> Description of the task: Can you transcribe every line exactly and leave the pictures behind?

-- Start --

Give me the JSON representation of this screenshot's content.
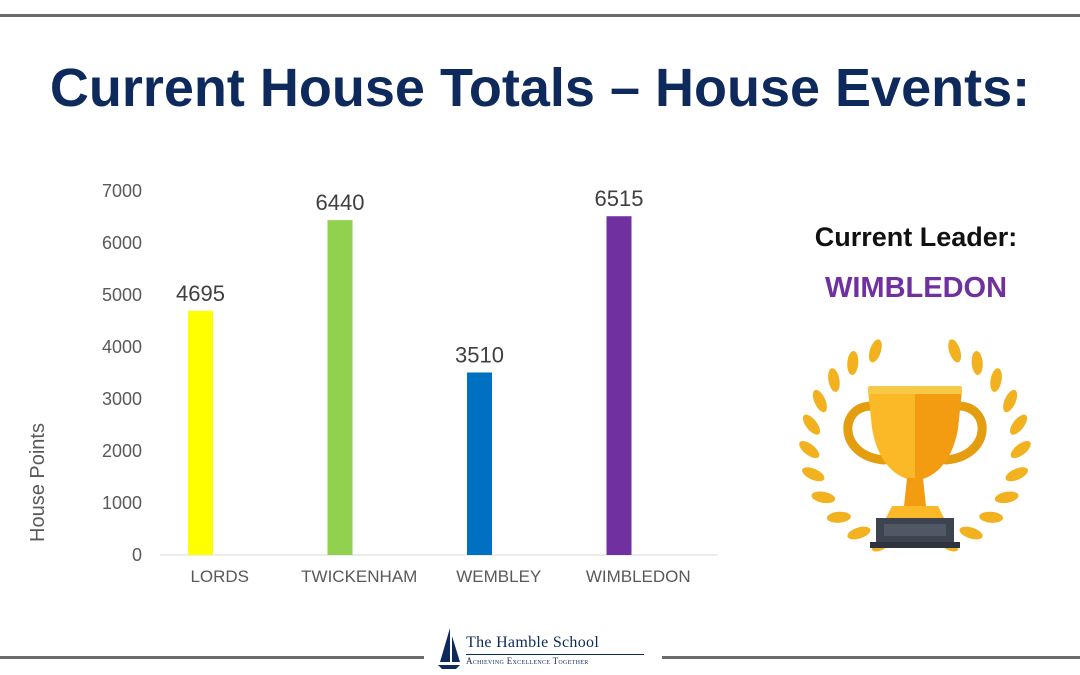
{
  "title": "Current House Totals – House Events:",
  "chart_data": {
    "type": "bar",
    "categories": [
      "LORDS",
      "TWICKENHAM",
      "WEMBLEY",
      "WIMBLEDON"
    ],
    "values": [
      4695,
      6440,
      3510,
      6515
    ],
    "colors": [
      "#ffff00",
      "#92d050",
      "#0070c0",
      "#7030a0"
    ],
    "ylabel": "House Points",
    "ylim": [
      0,
      7000
    ],
    "yticks": [
      0,
      1000,
      2000,
      3000,
      4000,
      5000,
      6000,
      7000
    ],
    "grid": false,
    "data_labels": true
  },
  "leader": {
    "heading": "Current Leader:",
    "name": "WIMBLEDON",
    "icon": "trophy-icon",
    "color": "#7030a0"
  },
  "logo": {
    "name": "The Hamble School",
    "tagline": "Achieving Excellence Together"
  }
}
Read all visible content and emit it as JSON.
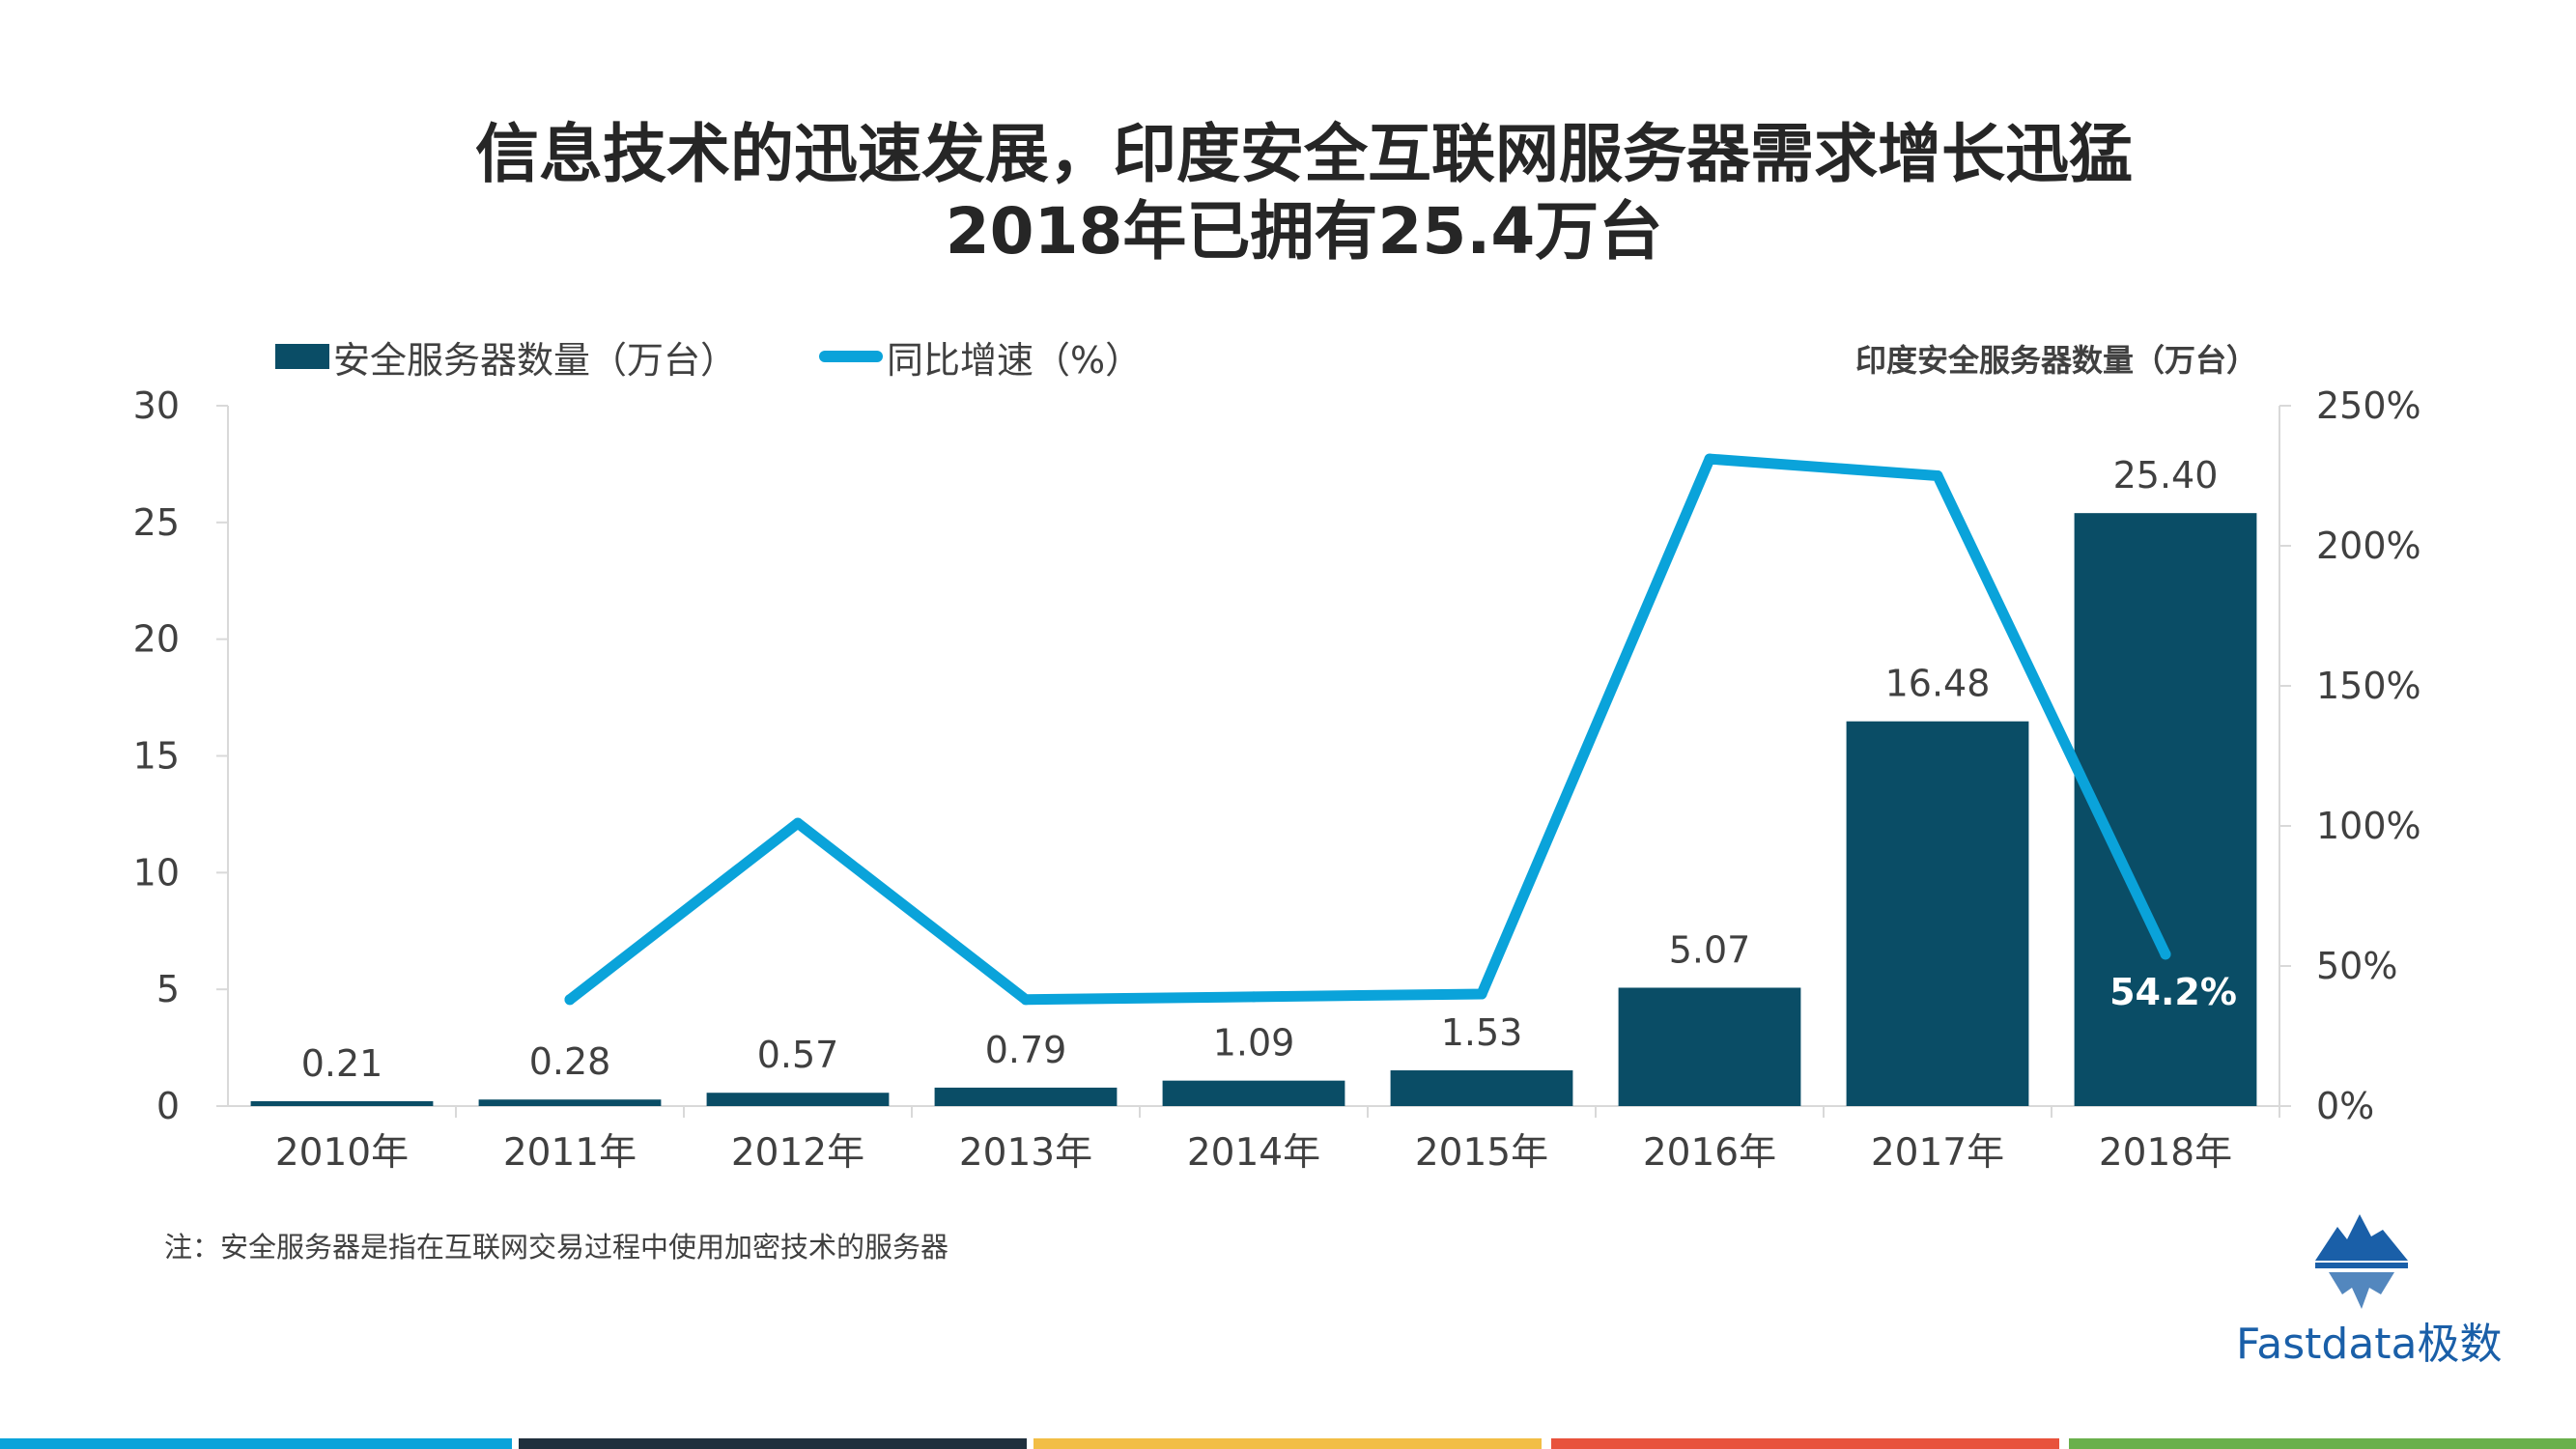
{
  "title_line1": "信息技术的迅速发展，印度安全互联网服务器需求增长迅猛",
  "title_line2": "2018年已拥有25.4万台",
  "legend": {
    "bar_label": "安全服务器数量（万台）",
    "line_label": "同比增速（%）"
  },
  "right_axis_title": "印度安全服务器数量（万台）",
  "note": "注：安全服务器是指在互联网交易过程中使用加密技术的服务器",
  "logo_text": "Fastdata极数",
  "colors": {
    "bar": "#0a4d66",
    "line": "#0aa3da",
    "strip": [
      "#0aa3da",
      "#1f2f3d",
      "#f2be45",
      "#e8523c",
      "#6ab04c"
    ]
  },
  "chart_data": {
    "type": "bar",
    "categories": [
      "2010年",
      "2011年",
      "2012年",
      "2013年",
      "2014年",
      "2015年",
      "2016年",
      "2017年",
      "2018年"
    ],
    "series": [
      {
        "name": "安全服务器数量（万台）",
        "type": "bar",
        "axis": "left",
        "values": [
          0.21,
          0.28,
          0.57,
          0.79,
          1.09,
          1.53,
          5.07,
          16.48,
          25.4
        ],
        "labels": [
          "0.21",
          "0.28",
          "0.57",
          "0.79",
          "1.09",
          "1.53",
          "5.07",
          "16.48",
          "25.40"
        ]
      },
      {
        "name": "同比增速（%）",
        "type": "line",
        "axis": "right",
        "values": [
          null,
          38,
          101,
          38,
          39,
          40,
          231,
          225,
          54.2
        ],
        "labels": [
          null,
          null,
          null,
          null,
          null,
          null,
          null,
          null,
          "54.2%"
        ]
      }
    ],
    "y_left": {
      "ticks": [
        "0",
        "5",
        "10",
        "15",
        "20",
        "25",
        "30"
      ],
      "min": 0,
      "max": 30
    },
    "y_right": {
      "ticks": [
        "0%",
        "50%",
        "100%",
        "150%",
        "200%",
        "250%"
      ],
      "min": 0,
      "max": 250
    },
    "grid": false,
    "legend_position": "top-left"
  }
}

-- End --

> Task output:
Give me the JSON representation of this screenshot's content.
{
  "title": "Current House Totals – House Events:",
  "chart_data": {
    "type": "bar",
    "categories": [
      "LORDS",
      "TWICKENHAM",
      "WEMBLEY",
      "WIMBLEDON"
    ],
    "values": [
      4695,
      6440,
      3510,
      6515
    ],
    "colors": [
      "#ffff00",
      "#92d050",
      "#0070c0",
      "#7030a0"
    ],
    "ylabel": "House Points",
    "ylim": [
      0,
      7000
    ],
    "yticks": [
      0,
      1000,
      2000,
      3000,
      4000,
      5000,
      6000,
      7000
    ],
    "grid": false,
    "data_labels": true
  },
  "leader": {
    "heading": "Current Leader:",
    "name": "WIMBLEDON",
    "icon": "trophy-icon",
    "color": "#7030a0"
  },
  "logo": {
    "name": "The Hamble School",
    "tagline": "Achieving Excellence Together"
  }
}
Read all visible content and emit it as JSON.
{
  "title_line1": "信息技术的迅速发展，印度安全互联网服务器需求增长迅猛",
  "title_line2": "2018年已拥有25.4万台",
  "legend": {
    "bar_label": "安全服务器数量（万台）",
    "line_label": "同比增速（%）"
  },
  "right_axis_title": "印度安全服务器数量（万台）",
  "note": "注：安全服务器是指在互联网交易过程中使用加密技术的服务器",
  "logo_text": "Fastdata极数",
  "colors": {
    "bar": "#0a4d66",
    "line": "#0aa3da",
    "strip": [
      "#0aa3da",
      "#1f2f3d",
      "#f2be45",
      "#e8523c",
      "#6ab04c"
    ]
  },
  "chart_data": {
    "type": "bar",
    "categories": [
      "2010年",
      "2011年",
      "2012年",
      "2013年",
      "2014年",
      "2015年",
      "2016年",
      "2017年",
      "2018年"
    ],
    "series": [
      {
        "name": "安全服务器数量（万台）",
        "type": "bar",
        "axis": "left",
        "values": [
          0.21,
          0.28,
          0.57,
          0.79,
          1.09,
          1.53,
          5.07,
          16.48,
          25.4
        ],
        "labels": [
          "0.21",
          "0.28",
          "0.57",
          "0.79",
          "1.09",
          "1.53",
          "5.07",
          "16.48",
          "25.40"
        ]
      },
      {
        "name": "同比增速（%）",
        "type": "line",
        "axis": "right",
        "values": [
          null,
          38,
          101,
          38,
          39,
          40,
          231,
          225,
          54.2
        ],
        "labels": [
          null,
          null,
          null,
          null,
          null,
          null,
          null,
          null,
          "54.2%"
        ]
      }
    ],
    "y_left": {
      "ticks": [
        "0",
        "5",
        "10",
        "15",
        "20",
        "25",
        "30"
      ],
      "min": 0,
      "max": 30
    },
    "y_right": {
      "ticks": [
        "0%",
        "50%",
        "100%",
        "150%",
        "200%",
        "250%"
      ],
      "min": 0,
      "max": 250
    },
    "grid": false,
    "legend_position": "top-left"
  }
}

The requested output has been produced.